Records excerpted from a collection ->
— begin —

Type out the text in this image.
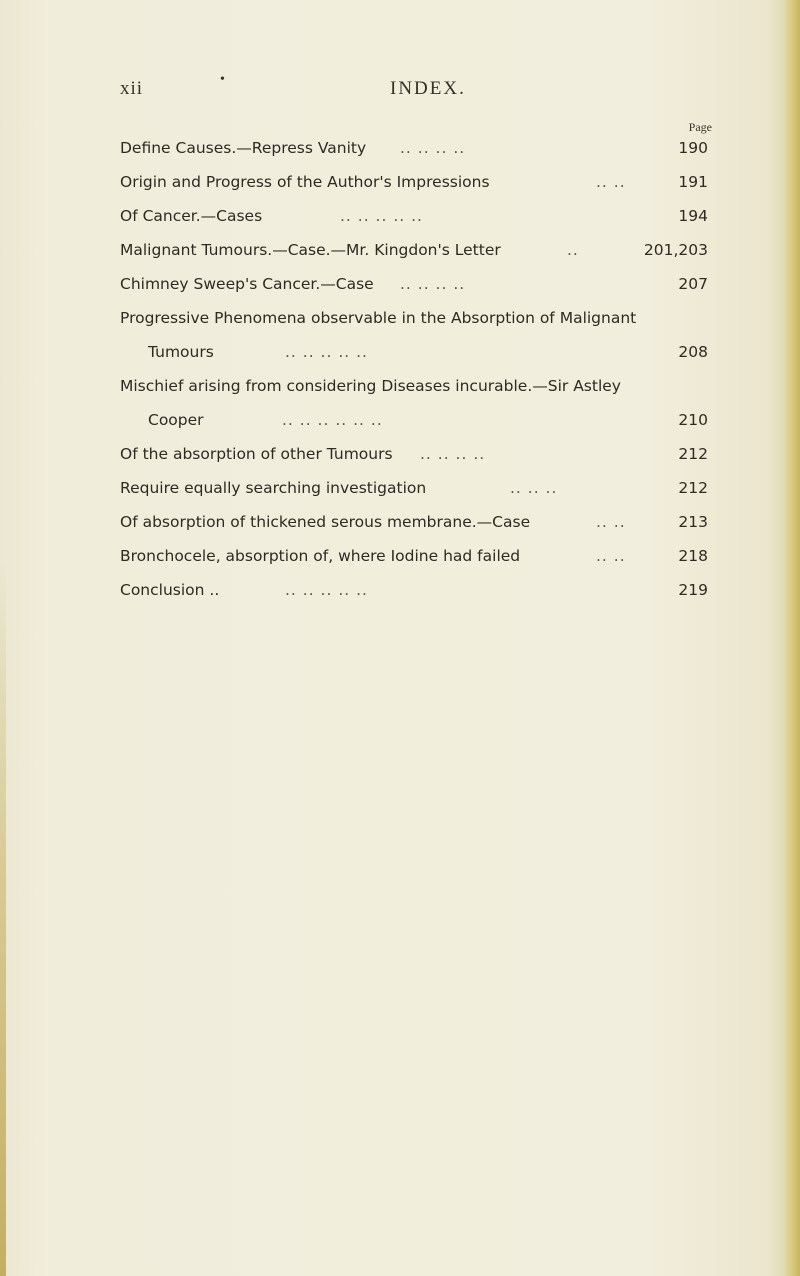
xii	•	INDEX.
Page
Define Causes.—Repress Vanity .. .. .. ..	190
Origin and Progress of the Author's Impressions	.. ..	191
Of Cancer.—Cases	.. .. .. .. ..	194
Malignant Tumours.—Case.—Mr. Kingdon's Letter	..	201,203
Chimney Sweep's Cancer.—Case .. .. .. ..	207
Progressive Phenomena observable in the Absorption of Malignant
Tumours	.. .. .. .. ..	208
Mischief arising from considering Diseases incurable.—Sir Astley
Cooper	.. .. .. .. .. ..	210
Of the absorption of other Tumours .. .. .. ..	212
Require equally searching investigation	.. .. ..	212
Of absorption of thickened serous membrane.—Case	.. ..	213
Bronchocele, absorption of, where Iodine had failed	.. ..	218
Conclusion ..	.. .. .. .. ..	219
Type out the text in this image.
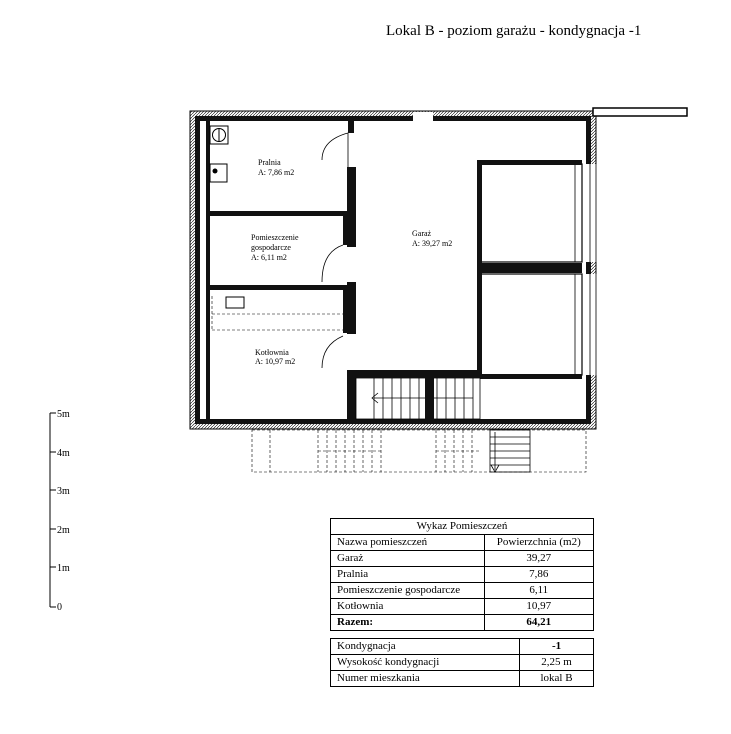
Lokal B - poziom garażu - kondygnacja -1
Pralnia
A: 7,86 m2
Pomieszczenie
gospodarcze
A: 6,11 m2
Kotłownia
A: 10,97 m2
Garaż
A: 39,27 m2
5m
4m
3m
2m
1m
0
Wykaz Pomieszczeń	
Nazwa pomieszczeń	Powierzchnia (m2)
Garaż	39,27
Pralnia	7,86
Pomieszczenie gospodarcze	6,11
Kotłownia	10,97
Razem:	64,21
Kondygnacja	-1
Wysokość kondygnacji	2,25 m
Numer mieszkania	lokal B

— end —

Stated goal -> Leave out the pictures and copy everything else in the records word for word.

Reply to the task ->
Type out the text in this image.
xii	•	INDEX.
Page
Define Causes.—Repress Vanity .. .. .. ..	190
Origin and Progress of the Author's Impressions	.. ..	191
Of Cancer.—Cases	.. .. .. .. ..	194
Malignant Tumours.—Case.—Mr. Kingdon's Letter	..	201,203
Chimney Sweep's Cancer.—Case .. .. .. ..	207
Progressive Phenomena observable in the Absorption of Malignant
Tumours	.. .. .. .. ..	208
Mischief arising from considering Diseases incurable.—Sir Astley
Cooper	.. .. .. .. .. ..	210
Of the absorption of other Tumours .. .. .. ..	212
Require equally searching investigation	.. .. ..	212
Of absorption of thickened serous membrane.—Case	.. ..	213
Bronchocele, absorption of, where Iodine had failed	.. ..	218
Conclusion ..	.. .. .. .. ..	219
Type out the text in this image.
Lokal B - poziom garażu - kondygnacja -1
Pralnia
A: 7,86 m2
Pomieszczenie
gospodarcze
A: 6,11 m2
Kotłownia
A: 10,97 m2
Garaż
A: 39,27 m2
5m
4m
3m
2m
1m
0
Wykaz Pomieszczeń	
Nazwa pomieszczeń	Powierzchnia (m2)
Garaż	39,27
Pralnia	7,86
Pomieszczenie gospodarcze	6,11
Kotłownia	10,97
Razem:	64,21
Kondygnacja	-1
Wysokość kondygnacji	2,25 m
Numer mieszkania	lokal B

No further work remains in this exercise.